» SUPPLIED MATERIAL:
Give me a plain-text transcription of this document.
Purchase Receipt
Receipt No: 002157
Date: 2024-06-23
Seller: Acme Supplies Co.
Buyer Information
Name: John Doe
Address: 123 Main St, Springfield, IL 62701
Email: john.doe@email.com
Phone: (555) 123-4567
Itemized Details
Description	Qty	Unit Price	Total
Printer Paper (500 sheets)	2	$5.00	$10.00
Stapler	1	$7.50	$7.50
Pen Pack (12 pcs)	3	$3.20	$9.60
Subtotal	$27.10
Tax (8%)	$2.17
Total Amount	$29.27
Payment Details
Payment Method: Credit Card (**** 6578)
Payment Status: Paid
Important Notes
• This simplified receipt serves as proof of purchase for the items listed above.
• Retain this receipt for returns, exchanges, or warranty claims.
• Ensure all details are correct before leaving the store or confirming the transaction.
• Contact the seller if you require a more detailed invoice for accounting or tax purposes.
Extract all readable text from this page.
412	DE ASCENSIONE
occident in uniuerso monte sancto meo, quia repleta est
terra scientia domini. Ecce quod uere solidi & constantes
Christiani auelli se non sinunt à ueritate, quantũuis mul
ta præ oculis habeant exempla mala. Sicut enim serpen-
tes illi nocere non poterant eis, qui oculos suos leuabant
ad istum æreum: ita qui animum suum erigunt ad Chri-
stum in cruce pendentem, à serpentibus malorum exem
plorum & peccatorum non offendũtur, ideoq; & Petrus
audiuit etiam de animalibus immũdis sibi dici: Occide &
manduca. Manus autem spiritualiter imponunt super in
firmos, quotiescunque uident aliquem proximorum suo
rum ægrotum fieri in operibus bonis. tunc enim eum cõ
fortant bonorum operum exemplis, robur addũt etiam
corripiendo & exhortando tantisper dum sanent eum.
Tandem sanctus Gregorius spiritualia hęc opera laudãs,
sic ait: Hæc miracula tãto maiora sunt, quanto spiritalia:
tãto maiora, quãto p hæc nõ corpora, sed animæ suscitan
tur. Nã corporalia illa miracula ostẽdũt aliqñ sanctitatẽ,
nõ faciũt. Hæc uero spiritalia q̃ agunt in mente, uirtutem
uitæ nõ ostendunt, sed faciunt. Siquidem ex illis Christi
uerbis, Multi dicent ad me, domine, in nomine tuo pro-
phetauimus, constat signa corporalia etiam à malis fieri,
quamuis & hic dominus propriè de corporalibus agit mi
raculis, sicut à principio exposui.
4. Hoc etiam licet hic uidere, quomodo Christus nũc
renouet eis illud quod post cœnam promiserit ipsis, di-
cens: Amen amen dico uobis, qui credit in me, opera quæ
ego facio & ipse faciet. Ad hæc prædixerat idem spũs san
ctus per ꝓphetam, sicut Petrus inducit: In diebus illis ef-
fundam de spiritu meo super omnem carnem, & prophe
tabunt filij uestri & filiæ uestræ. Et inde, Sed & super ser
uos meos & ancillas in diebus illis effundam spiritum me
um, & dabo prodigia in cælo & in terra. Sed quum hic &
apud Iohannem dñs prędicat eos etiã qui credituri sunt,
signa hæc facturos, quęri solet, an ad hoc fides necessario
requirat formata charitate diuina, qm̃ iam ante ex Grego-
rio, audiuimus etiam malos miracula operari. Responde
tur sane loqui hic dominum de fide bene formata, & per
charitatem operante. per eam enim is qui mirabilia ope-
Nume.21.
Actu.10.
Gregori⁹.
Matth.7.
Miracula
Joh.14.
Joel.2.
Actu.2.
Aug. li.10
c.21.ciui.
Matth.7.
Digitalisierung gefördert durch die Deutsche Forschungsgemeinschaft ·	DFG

» AIM OF THE EXERCISE: Recopy the whole listing exactly.

» COMPLETE RESPONSE:
Give me a plain-text transcription of this document.
Purchase Receipt
Receipt No: 002157
Date: 2024-06-23
Seller: Acme Supplies Co.
Buyer Information
Name: John Doe
Address: 123 Main St, Springfield, IL 62701
Email: john.doe@email.com
Phone: (555) 123-4567
Itemized Details
Description	Qty	Unit Price	Total
Printer Paper (500 sheets)	2	$5.00	$10.00
Stapler	1	$7.50	$7.50
Pen Pack (12 pcs)	3	$3.20	$9.60
Subtotal	$27.10
Tax (8%)	$2.17
Total Amount	$29.27
Payment Details
Payment Method: Credit Card (**** 6578)
Payment Status: Paid
Important Notes
• This simplified receipt serves as proof of purchase for the items listed above.
• Retain this receipt for returns, exchanges, or warranty claims.
• Ensure all details are correct before leaving the store or confirming the transaction.
• Contact the seller if you require a more detailed invoice for accounting or tax purposes.
Extract all readable text from this page.
412	DE ASCENSIONE
occident in uniuerso monte sancto meo, quia repleta est
terra scientia domini. Ecce quod uere solidi & constantes
Christiani auelli se non sinunt à ueritate, quantũuis mul
ta præ oculis habeant exempla mala. Sicut enim serpen-
tes illi nocere non poterant eis, qui oculos suos leuabant
ad istum æreum: ita qui animum suum erigunt ad Chri-
stum in cruce pendentem, à serpentibus malorum exem
plorum & peccatorum non offendũtur, ideoq; & Petrus
audiuit etiam de animalibus immũdis sibi dici: Occide &
manduca. Manus autem spiritualiter imponunt super in
firmos, quotiescunque uident aliquem proximorum suo
rum ægrotum fieri in operibus bonis. tunc enim eum cõ
fortant bonorum operum exemplis, robur addũt etiam
corripiendo & exhortando tantisper dum sanent eum.
Tandem sanctus Gregorius spiritualia hęc opera laudãs,
sic ait: Hæc miracula tãto maiora sunt, quanto spiritalia:
tãto maiora, quãto p hæc nõ corpora, sed animæ suscitan
tur. Nã corporalia illa miracula ostẽdũt aliqñ sanctitatẽ,
nõ faciũt. Hæc uero spiritalia q̃ agunt in mente, uirtutem
uitæ nõ ostendunt, sed faciunt. Siquidem ex illis Christi
uerbis, Multi dicent ad me, domine, in nomine tuo pro-
phetauimus, constat signa corporalia etiam à malis fieri,
quamuis & hic dominus propriè de corporalibus agit mi
raculis, sicut à principio exposui.
4. Hoc etiam licet hic uidere, quomodo Christus nũc
renouet eis illud quod post cœnam promiserit ipsis, di-
cens: Amen amen dico uobis, qui credit in me, opera quæ
ego facio & ipse faciet. Ad hæc prædixerat idem spũs san
ctus per ꝓphetam, sicut Petrus inducit: In diebus illis ef-
fundam de spiritu meo super omnem carnem, & prophe
tabunt filij uestri & filiæ uestræ. Et inde, Sed & super ser
uos meos & ancillas in diebus illis effundam spiritum me
um, & dabo prodigia in cælo & in terra. Sed quum hic &
apud Iohannem dñs prędicat eos etiã qui credituri sunt,
signa hæc facturos, quęri solet, an ad hoc fides necessario
requirat formata charitate diuina, qm̃ iam ante ex Grego-
rio, audiuimus etiam malos miracula operari. Responde
tur sane loqui hic dominum de fide bene formata, & per
charitatem operante. per eam enim is qui mirabilia ope-
Nume.21.
Actu.10.
Gregori⁹.
Matth.7.
Miracula
Joh.14.
Joel.2.
Actu.2.
Aug. li.10
c.21.ciui.
Matth.7.
Digitalisierung gefördert durch die Deutsche Forschungsgemeinschaft ·	DFG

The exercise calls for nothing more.